[Records about charts and figures]

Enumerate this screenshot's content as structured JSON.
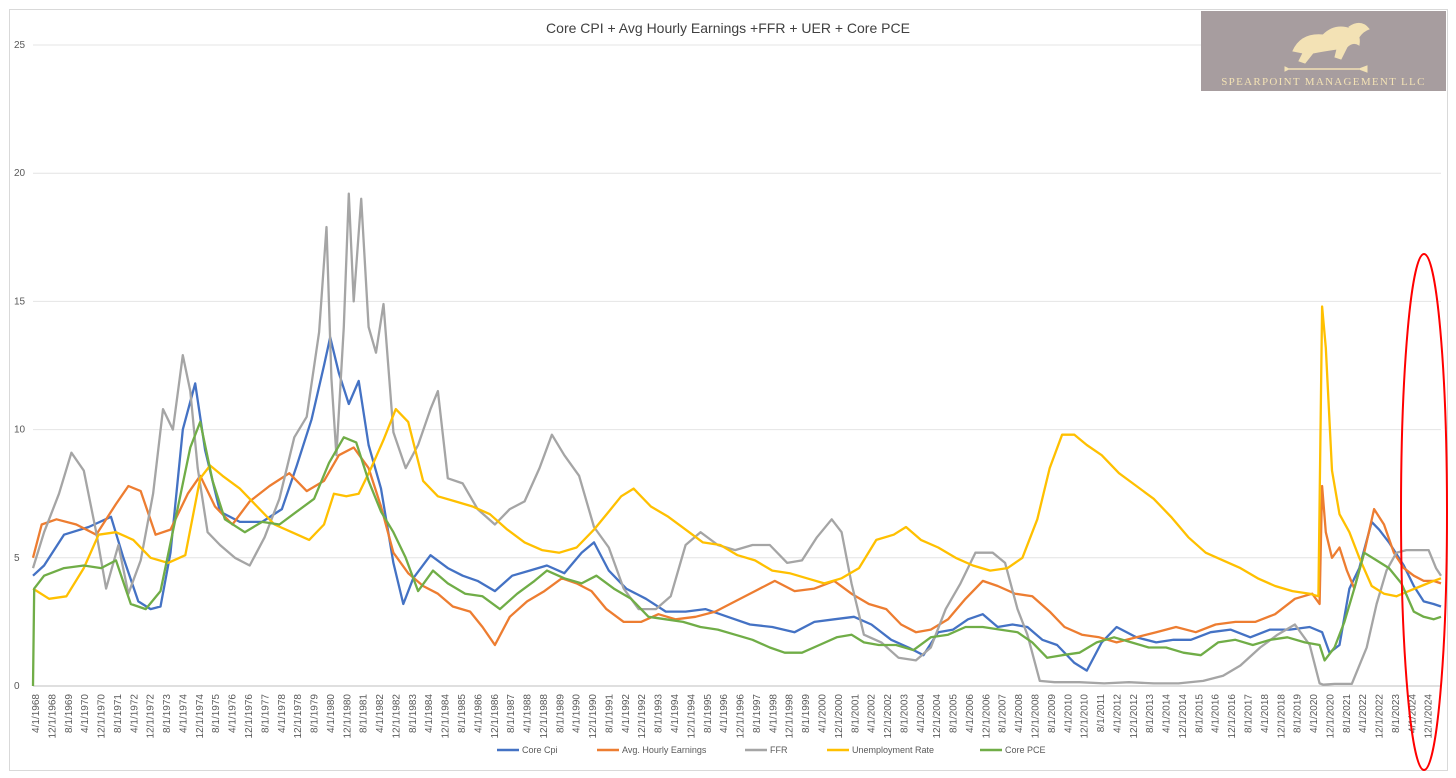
{
  "chart_data": {
    "type": "line",
    "title": "Core CPI + Avg Hourly Earnings +FFR + UER + Core PCE",
    "xlabel": "",
    "ylabel": "",
    "ylim": [
      0,
      25
    ],
    "yticks": [
      0,
      5,
      10,
      15,
      20,
      25
    ],
    "grid": true,
    "legend_position": "bottom",
    "x_tick_labels": [
      "4/1/1968",
      "12/1/1968",
      "8/1/1969",
      "4/1/1970",
      "12/1/1970",
      "8/1/1971",
      "4/1/1972",
      "12/1/1972",
      "8/1/1973",
      "4/1/1974",
      "12/1/1974",
      "8/1/1975",
      "4/1/1976",
      "12/1/1976",
      "8/1/1977",
      "4/1/1978",
      "12/1/1978",
      "8/1/1979",
      "4/1/1980",
      "12/1/1980",
      "8/1/1981",
      "4/1/1982",
      "12/1/1982",
      "8/1/1983",
      "4/1/1984",
      "12/1/1984",
      "8/1/1985",
      "4/1/1986",
      "12/1/1986",
      "8/1/1987",
      "4/1/1988",
      "12/1/1988",
      "8/1/1989",
      "4/1/1990",
      "12/1/1990",
      "8/1/1991",
      "4/1/1992",
      "12/1/1992",
      "8/1/1993",
      "4/1/1994",
      "12/1/1994",
      "8/1/1995",
      "4/1/1996",
      "12/1/1996",
      "8/1/1997",
      "4/1/1998",
      "12/1/1998",
      "8/1/1999",
      "4/1/2000",
      "12/1/2000",
      "8/1/2001",
      "4/1/2002",
      "12/1/2002",
      "8/1/2003",
      "4/1/2004",
      "12/1/2004",
      "8/1/2005",
      "4/1/2006",
      "12/1/2006",
      "8/1/2007",
      "4/1/2008",
      "12/1/2008",
      "8/1/2009",
      "4/1/2010",
      "12/1/2010",
      "8/1/2011",
      "4/1/2012",
      "12/1/2012",
      "8/1/2013",
      "4/1/2014",
      "12/1/2014",
      "8/1/2015",
      "4/1/2016",
      "12/1/2016",
      "8/1/2017",
      "4/1/2018",
      "12/1/2018",
      "8/1/2019",
      "4/1/2020",
      "12/1/2020",
      "8/1/2021",
      "4/1/2022",
      "12/1/2022",
      "8/1/2023",
      "4/1/2024",
      "12/1/2024"
    ],
    "series": [
      {
        "name": "Core Cpi",
        "color": "#4472c4",
        "x": [
          1968.25,
          1968.7,
          1969.5,
          1970.5,
          1971.4,
          1971.9,
          1972.5,
          1973.0,
          1973.4,
          1973.8,
          1974.3,
          1974.8,
          1975.2,
          1975.8,
          1976.6,
          1977.5,
          1978.3,
          1978.9,
          1979.5,
          1980.0,
          1980.25,
          1980.6,
          1981.0,
          1981.4,
          1981.8,
          1982.3,
          1982.8,
          1983.2,
          1983.6,
          1984.3,
          1985.0,
          1985.6,
          1986.2,
          1986.9,
          1987.6,
          1988.3,
          1989.0,
          1989.7,
          1990.4,
          1990.9,
          1991.5,
          1992.2,
          1993.0,
          1993.8,
          1994.6,
          1995.4,
          1996.3,
          1997.2,
          1998.1,
          1999.0,
          1999.8,
          2000.6,
          2001.4,
          2002.1,
          2002.9,
          2003.6,
          2004.2,
          2004.8,
          2005.4,
          2006.0,
          2006.6,
          2007.2,
          2007.8,
          2008.4,
          2009.0,
          2009.6,
          2010.3,
          2010.8,
          2011.4,
          2012.0,
          2012.8,
          2013.6,
          2014.3,
          2015.0,
          2015.8,
          2016.6,
          2017.4,
          2018.2,
          2019.0,
          2019.8,
          2020.3,
          2020.6,
          2021.0,
          2021.4,
          2021.8,
          2022.3,
          2022.6,
          2023.0,
          2023.6,
          2024.0,
          2024.4,
          2024.8,
          2025.1
        ],
        "y": [
          4.3,
          4.7,
          5.9,
          6.2,
          6.6,
          5.0,
          3.3,
          3.0,
          3.1,
          5.2,
          10.0,
          11.8,
          9.2,
          6.8,
          6.4,
          6.4,
          6.9,
          8.6,
          10.4,
          12.5,
          13.6,
          12.2,
          11.0,
          11.9,
          9.4,
          7.7,
          4.8,
          3.2,
          4.2,
          5.1,
          4.6,
          4.3,
          4.1,
          3.7,
          4.3,
          4.5,
          4.7,
          4.4,
          5.2,
          5.6,
          4.5,
          3.8,
          3.4,
          2.9,
          2.9,
          3.0,
          2.7,
          2.4,
          2.3,
          2.1,
          2.5,
          2.6,
          2.7,
          2.4,
          1.8,
          1.5,
          1.2,
          2.1,
          2.2,
          2.6,
          2.8,
          2.3,
          2.4,
          2.3,
          1.8,
          1.6,
          0.9,
          0.6,
          1.7,
          2.3,
          1.9,
          1.7,
          1.8,
          1.8,
          2.1,
          2.2,
          1.9,
          2.2,
          2.2,
          2.3,
          2.1,
          1.3,
          1.6,
          3.8,
          4.6,
          6.4,
          6.1,
          5.6,
          4.7,
          3.9,
          3.3,
          3.2,
          3.1
        ]
      },
      {
        "name": "Avg. Hourly Earnings",
        "color": "#ed7d31",
        "x": [
          1968.25,
          1968.6,
          1969.2,
          1970.0,
          1970.8,
          1971.6,
          1972.1,
          1972.6,
          1973.2,
          1973.8,
          1974.5,
          1975.0,
          1975.6,
          1976.3,
          1977.0,
          1977.8,
          1978.6,
          1979.3,
          1980.0,
          1980.6,
          1981.2,
          1981.8,
          1982.3,
          1982.8,
          1983.4,
          1984.0,
          1984.6,
          1985.2,
          1985.9,
          1986.4,
          1986.9,
          1987.5,
          1988.2,
          1988.9,
          1989.6,
          1990.2,
          1990.8,
          1991.4,
          1992.1,
          1992.8,
          1993.5,
          1994.2,
          1995.0,
          1995.8,
          1996.6,
          1997.4,
          1998.2,
          1999.0,
          1999.8,
          2000.6,
          2001.3,
          2002.0,
          2002.7,
          2003.3,
          2003.9,
          2004.5,
          2005.2,
          2005.9,
          2006.6,
          2007.2,
          2007.9,
          2008.6,
          2009.3,
          2009.9,
          2010.6,
          2011.3,
          2012.0,
          2012.8,
          2013.6,
          2014.4,
          2015.2,
          2016.0,
          2016.8,
          2017.6,
          2018.4,
          2019.2,
          2019.9,
          2020.2,
          2020.3,
          2020.45,
          2020.7,
          2021.0,
          2021.3,
          2021.6,
          2022.0,
          2022.4,
          2022.8,
          2023.2,
          2023.6,
          2024.0,
          2024.4,
          2024.8,
          2025.1
        ],
        "y": [
          5.0,
          6.3,
          6.5,
          6.3,
          5.9,
          7.1,
          7.8,
          7.6,
          5.9,
          6.1,
          7.5,
          8.2,
          7.0,
          6.3,
          7.2,
          7.8,
          8.3,
          7.6,
          8.0,
          9.0,
          9.3,
          8.5,
          7.0,
          5.2,
          4.4,
          3.9,
          3.6,
          3.1,
          2.9,
          2.3,
          1.6,
          2.7,
          3.3,
          3.7,
          4.2,
          4.0,
          3.7,
          3.0,
          2.5,
          2.5,
          2.8,
          2.6,
          2.7,
          2.9,
          3.3,
          3.7,
          4.1,
          3.7,
          3.8,
          4.1,
          3.6,
          3.2,
          3.0,
          2.4,
          2.1,
          2.2,
          2.6,
          3.4,
          4.1,
          3.9,
          3.6,
          3.5,
          2.9,
          2.3,
          2.0,
          1.9,
          1.7,
          1.9,
          2.1,
          2.3,
          2.1,
          2.4,
          2.5,
          2.5,
          2.8,
          3.4,
          3.6,
          3.2,
          7.8,
          6.0,
          5.0,
          5.4,
          4.5,
          3.8,
          5.2,
          6.9,
          6.3,
          5.2,
          4.6,
          4.3,
          4.1,
          4.1,
          4.0
        ]
      },
      {
        "name": "FFR",
        "color": "#a5a5a5",
        "x": [
          1968.25,
          1968.7,
          1969.3,
          1969.8,
          1970.3,
          1970.8,
          1971.2,
          1971.7,
          1972.1,
          1972.6,
          1973.1,
          1973.5,
          1973.9,
          1974.3,
          1974.6,
          1974.9,
          1975.3,
          1975.8,
          1976.4,
          1977.0,
          1977.6,
          1978.2,
          1978.8,
          1979.3,
          1979.8,
          1980.1,
          1980.3,
          1980.5,
          1980.8,
          1981.0,
          1981.2,
          1981.5,
          1981.8,
          1982.1,
          1982.4,
          1982.8,
          1983.3,
          1983.8,
          1984.3,
          1984.6,
          1985.0,
          1985.6,
          1986.2,
          1986.9,
          1987.5,
          1988.1,
          1988.7,
          1989.2,
          1989.7,
          1990.3,
          1990.9,
          1991.5,
          1992.1,
          1992.7,
          1993.4,
          1994.0,
          1994.6,
          1995.2,
          1995.9,
          1996.6,
          1997.3,
          1998.0,
          1998.7,
          1999.3,
          1999.9,
          2000.5,
          2000.9,
          2001.3,
          2001.8,
          2002.5,
          2003.2,
          2003.9,
          2004.5,
          2005.1,
          2005.7,
          2006.3,
          2007.0,
          2007.5,
          2008.0,
          2008.4,
          2008.9,
          2009.5,
          2010.5,
          2011.5,
          2012.5,
          2013.5,
          2014.5,
          2015.5,
          2016.3,
          2017.0,
          2017.8,
          2018.5,
          2019.2,
          2019.8,
          2020.2,
          2020.35,
          2020.8,
          2021.5,
          2022.1,
          2022.5,
          2022.9,
          2023.3,
          2023.7,
          2024.2,
          2024.6,
          2024.9,
          2025.1
        ],
        "y": [
          4.6,
          6.0,
          7.5,
          9.1,
          8.4,
          6.0,
          3.8,
          5.5,
          3.6,
          4.9,
          7.5,
          10.8,
          10.0,
          12.9,
          11.5,
          8.5,
          6.0,
          5.5,
          5.0,
          4.7,
          5.8,
          7.3,
          9.7,
          10.5,
          13.8,
          17.9,
          12.0,
          9.0,
          14.0,
          19.2,
          15.0,
          19.0,
          14.0,
          13.0,
          14.9,
          9.9,
          8.5,
          9.4,
          10.8,
          11.5,
          8.1,
          7.9,
          6.9,
          6.3,
          6.9,
          7.2,
          8.5,
          9.8,
          9.0,
          8.2,
          6.2,
          5.4,
          3.8,
          3.0,
          3.0,
          3.5,
          5.5,
          6.0,
          5.5,
          5.3,
          5.5,
          5.5,
          4.8,
          4.9,
          5.8,
          6.5,
          6.0,
          4.0,
          2.0,
          1.7,
          1.1,
          1.0,
          1.5,
          3.0,
          4.0,
          5.2,
          5.2,
          4.8,
          3.0,
          2.0,
          0.2,
          0.15,
          0.15,
          0.1,
          0.15,
          0.1,
          0.1,
          0.2,
          0.4,
          0.8,
          1.5,
          2.0,
          2.4,
          1.6,
          0.1,
          0.05,
          0.08,
          0.08,
          1.5,
          3.2,
          4.5,
          5.2,
          5.3,
          5.3,
          5.3,
          4.6,
          4.3
        ]
      },
      {
        "name": "Unemployment Rate",
        "color": "#ffc000",
        "x": [
          1968.25,
          1968.9,
          1969.6,
          1970.3,
          1970.9,
          1971.6,
          1972.3,
          1973.0,
          1973.7,
          1974.4,
          1975.0,
          1975.4,
          1975.9,
          1976.6,
          1977.3,
          1978.0,
          1978.7,
          1979.4,
          1980.0,
          1980.4,
          1980.9,
          1981.4,
          1981.9,
          1982.4,
          1982.9,
          1983.4,
          1984.0,
          1984.6,
          1985.3,
          1986.0,
          1986.7,
          1987.4,
          1988.1,
          1988.8,
          1989.5,
          1990.2,
          1990.9,
          1991.5,
          1992.0,
          1992.5,
          1993.2,
          1993.9,
          1994.6,
          1995.3,
          1996.0,
          1996.7,
          1997.4,
          1998.1,
          1998.8,
          1999.5,
          2000.2,
          2000.9,
          2001.6,
          2002.3,
          2003.0,
          2003.5,
          2004.1,
          2004.8,
          2005.5,
          2006.2,
          2006.9,
          2007.6,
          2008.2,
          2008.8,
          2009.3,
          2009.8,
          2010.3,
          2010.8,
          2011.4,
          2012.1,
          2012.8,
          2013.5,
          2014.2,
          2014.9,
          2015.6,
          2016.3,
          2017.0,
          2017.7,
          2018.4,
          2019.1,
          2019.8,
          2020.15,
          2020.3,
          2020.45,
          2020.7,
          2021.0,
          2021.4,
          2021.8,
          2022.3,
          2022.8,
          2023.3,
          2023.8,
          2024.3,
          2024.8,
          2025.1
        ],
        "y": [
          3.8,
          3.4,
          3.5,
          4.6,
          5.9,
          6.0,
          5.7,
          5.0,
          4.8,
          5.1,
          8.1,
          8.6,
          8.2,
          7.7,
          7.0,
          6.3,
          6.0,
          5.7,
          6.3,
          7.5,
          7.4,
          7.5,
          8.5,
          9.6,
          10.8,
          10.3,
          8.0,
          7.4,
          7.2,
          7.0,
          6.7,
          6.1,
          5.6,
          5.3,
          5.2,
          5.4,
          6.1,
          6.8,
          7.4,
          7.7,
          7.0,
          6.6,
          6.1,
          5.6,
          5.5,
          5.1,
          4.9,
          4.5,
          4.4,
          4.2,
          4.0,
          4.2,
          4.6,
          5.7,
          5.9,
          6.2,
          5.7,
          5.4,
          5.0,
          4.7,
          4.5,
          4.6,
          5.0,
          6.5,
          8.5,
          9.8,
          9.8,
          9.4,
          9.0,
          8.3,
          7.8,
          7.3,
          6.6,
          5.8,
          5.2,
          4.9,
          4.6,
          4.2,
          3.9,
          3.7,
          3.6,
          3.5,
          14.8,
          13.2,
          8.4,
          6.7,
          6.0,
          5.0,
          3.9,
          3.6,
          3.5,
          3.7,
          3.9,
          4.1,
          4.2
        ]
      },
      {
        "name": "Core PCE",
        "color": "#70ad47",
        "x": [
          1968.25,
          1968.3,
          1968.7,
          1969.5,
          1970.3,
          1971.0,
          1971.6,
          1972.2,
          1972.8,
          1973.4,
          1974.0,
          1974.6,
          1975.0,
          1975.5,
          1976.0,
          1976.8,
          1977.5,
          1978.2,
          1978.9,
          1979.6,
          1980.2,
          1980.8,
          1981.3,
          1981.8,
          1982.3,
          1982.8,
          1983.3,
          1983.8,
          1984.4,
          1985.0,
          1985.7,
          1986.4,
          1987.1,
          1987.8,
          1988.5,
          1989.0,
          1989.7,
          1990.4,
          1991.0,
          1991.7,
          1992.4,
          1993.1,
          1993.8,
          1994.5,
          1995.2,
          1995.9,
          1996.6,
          1997.3,
          1998.0,
          1998.6,
          1999.3,
          2000.0,
          2000.7,
          2001.3,
          2001.8,
          2002.4,
          2003.1,
          2003.8,
          2004.5,
          2005.2,
          2005.9,
          2006.6,
          2007.3,
          2008.0,
          2008.6,
          2009.2,
          2009.8,
          2010.5,
          2011.2,
          2011.9,
          2012.6,
          2013.3,
          2014.0,
          2014.7,
          2015.4,
          2016.1,
          2016.8,
          2017.5,
          2018.2,
          2018.9,
          2019.6,
          2020.2,
          2020.4,
          2020.8,
          2021.2,
          2021.6,
          2022.0,
          2022.5,
          2023.0,
          2023.5,
          2024.0,
          2024.4,
          2024.8,
          2025.1
        ],
        "y": [
          0.0,
          3.8,
          4.3,
          4.6,
          4.7,
          4.6,
          4.9,
          3.2,
          3.0,
          3.7,
          6.5,
          9.3,
          10.3,
          8.0,
          6.5,
          6.0,
          6.4,
          6.3,
          6.8,
          7.3,
          8.7,
          9.7,
          9.5,
          8.0,
          6.8,
          6.0,
          5.0,
          3.7,
          4.5,
          4.0,
          3.6,
          3.5,
          3.0,
          3.6,
          4.1,
          4.5,
          4.2,
          4.0,
          4.3,
          3.8,
          3.4,
          2.7,
          2.6,
          2.5,
          2.3,
          2.2,
          2.0,
          1.8,
          1.5,
          1.3,
          1.3,
          1.6,
          1.9,
          2.0,
          1.7,
          1.6,
          1.6,
          1.4,
          1.9,
          2.0,
          2.3,
          2.3,
          2.2,
          2.1,
          1.7,
          1.1,
          1.2,
          1.3,
          1.7,
          1.9,
          1.7,
          1.5,
          1.5,
          1.3,
          1.2,
          1.7,
          1.8,
          1.6,
          1.8,
          1.9,
          1.7,
          1.6,
          1.0,
          1.5,
          2.5,
          3.8,
          5.2,
          4.9,
          4.6,
          4.0,
          2.9,
          2.7,
          2.6,
          2.7
        ]
      }
    ]
  },
  "logo": {
    "text": "SPEARPOINT MANAGEMENT LLC",
    "background": "#a79d9f",
    "accent": "#f3e2b5",
    "icon": "lion-icon"
  },
  "highlight": {
    "color": "#ff0000",
    "shape": "ellipse",
    "target": "latest data 2024-2025"
  }
}
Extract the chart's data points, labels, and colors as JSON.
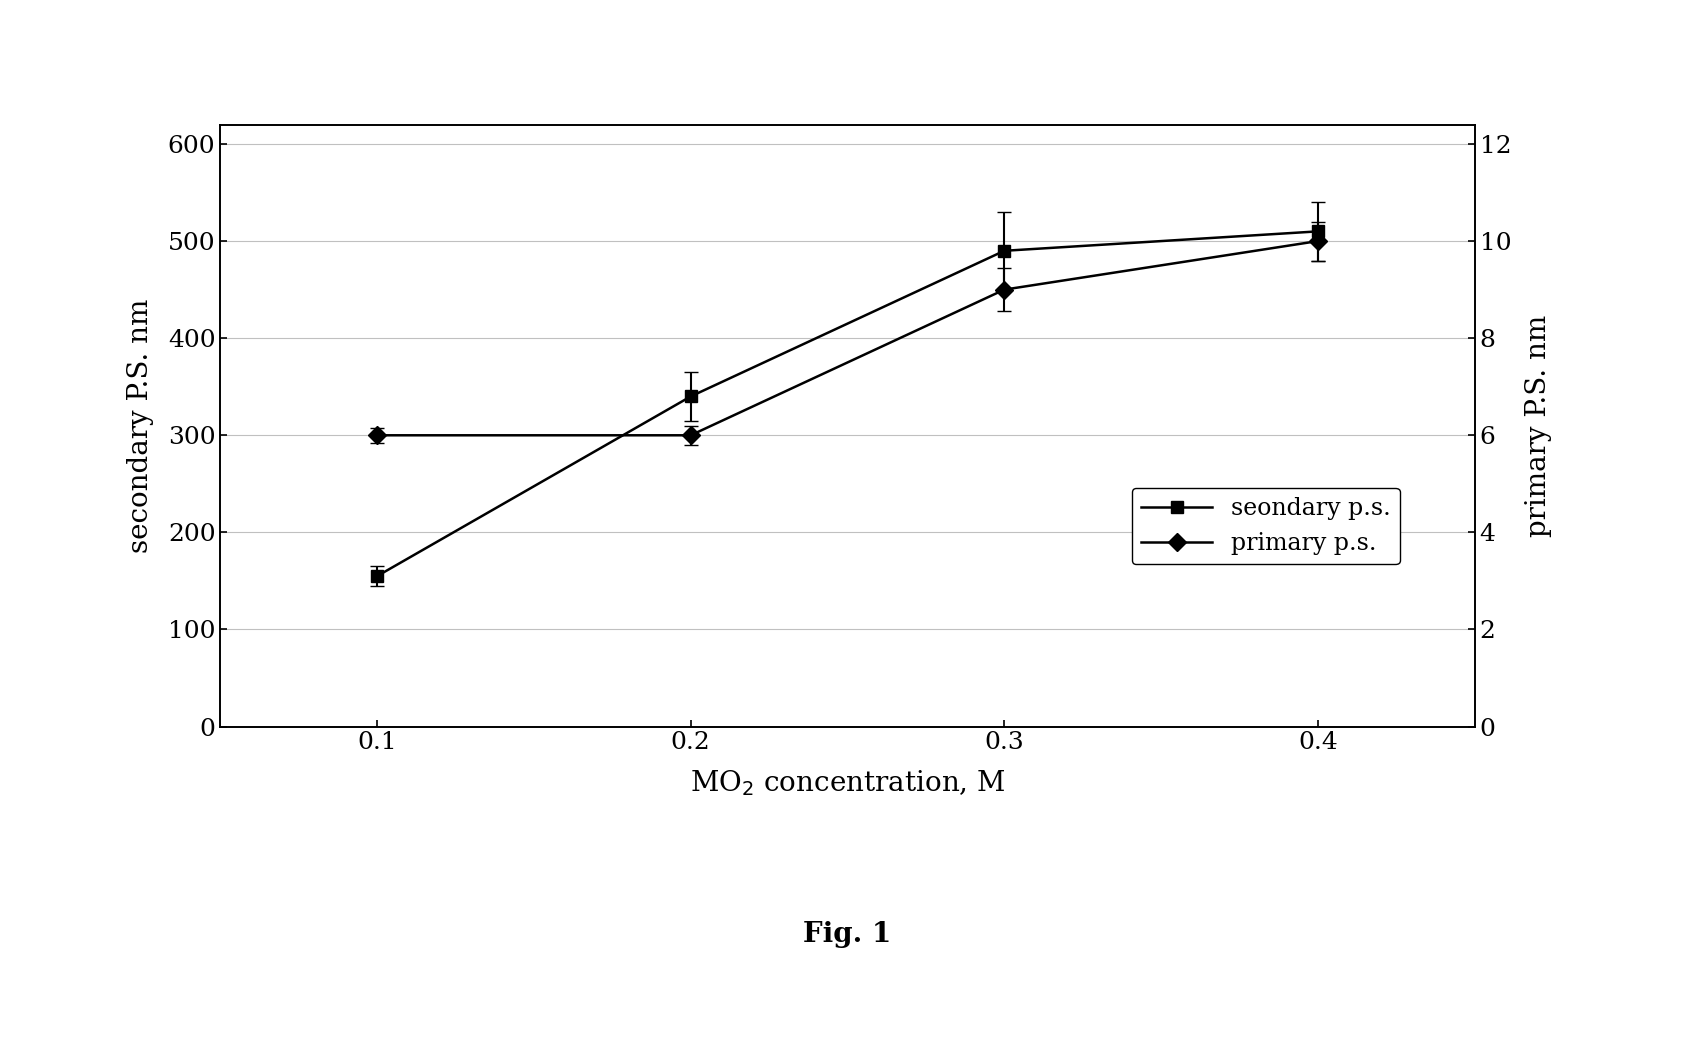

PROBLEM REQUIREMENTS: Copy the lines from the entries above in which the word "Earnings" appears.

SOLUTION TO THIS PROBLEM:
    "title": "Core CPI + Avg Hourly Earnings +FFR + UER + Core PCE",
        "name": "Avg. Hourly Earnings",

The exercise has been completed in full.